Do this: Look through the material below and count the lines with the string "commerce". Report only the count.

Source records:
----------

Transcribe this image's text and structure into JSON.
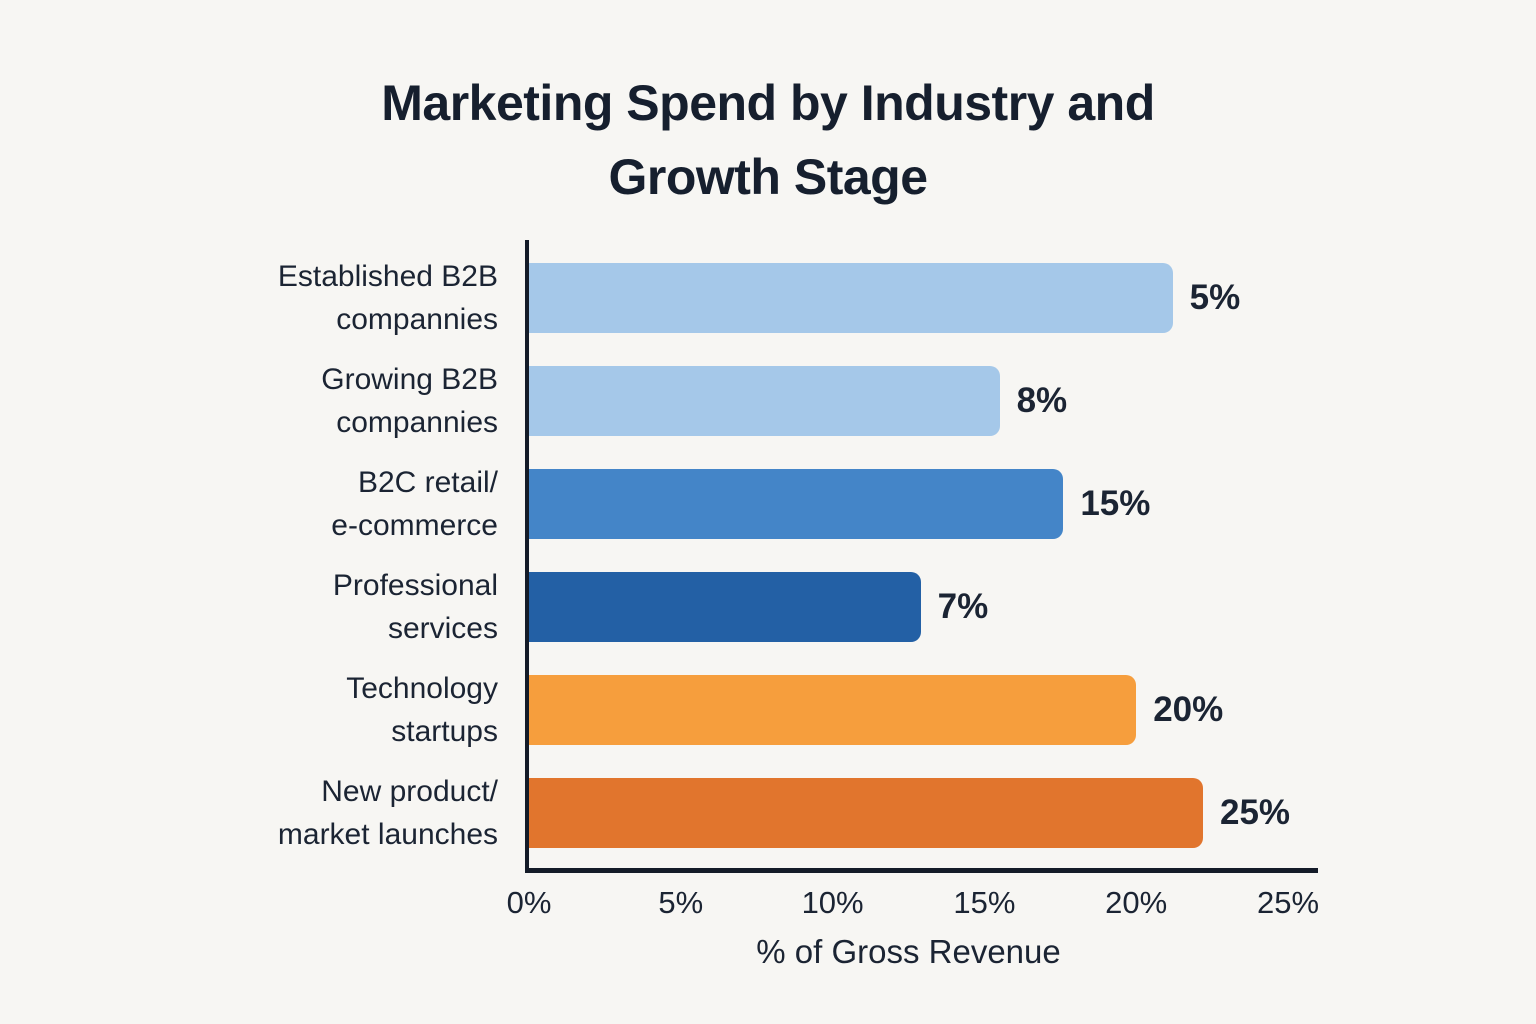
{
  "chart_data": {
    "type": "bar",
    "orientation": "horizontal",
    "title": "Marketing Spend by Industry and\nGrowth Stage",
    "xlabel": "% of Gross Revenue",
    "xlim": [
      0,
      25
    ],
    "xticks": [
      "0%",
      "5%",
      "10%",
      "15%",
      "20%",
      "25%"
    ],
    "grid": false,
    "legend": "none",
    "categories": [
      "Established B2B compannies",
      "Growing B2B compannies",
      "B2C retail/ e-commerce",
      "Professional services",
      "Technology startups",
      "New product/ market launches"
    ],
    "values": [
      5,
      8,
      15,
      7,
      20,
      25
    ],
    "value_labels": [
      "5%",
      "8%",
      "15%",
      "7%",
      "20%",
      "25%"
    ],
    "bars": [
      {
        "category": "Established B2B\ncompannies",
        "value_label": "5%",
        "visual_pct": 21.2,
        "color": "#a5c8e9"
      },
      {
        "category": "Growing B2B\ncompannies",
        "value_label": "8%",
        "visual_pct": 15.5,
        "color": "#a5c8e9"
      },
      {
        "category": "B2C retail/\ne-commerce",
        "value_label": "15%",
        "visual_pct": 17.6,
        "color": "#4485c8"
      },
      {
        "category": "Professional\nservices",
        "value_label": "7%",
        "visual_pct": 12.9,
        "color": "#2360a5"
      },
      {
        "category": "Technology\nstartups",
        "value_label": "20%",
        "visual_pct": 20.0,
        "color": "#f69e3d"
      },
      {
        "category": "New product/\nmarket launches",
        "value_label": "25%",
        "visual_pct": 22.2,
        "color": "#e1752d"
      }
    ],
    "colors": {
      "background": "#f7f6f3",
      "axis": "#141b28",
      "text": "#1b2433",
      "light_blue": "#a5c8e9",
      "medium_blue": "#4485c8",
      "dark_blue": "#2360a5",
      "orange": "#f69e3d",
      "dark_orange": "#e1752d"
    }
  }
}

----------

Reply to the task: 2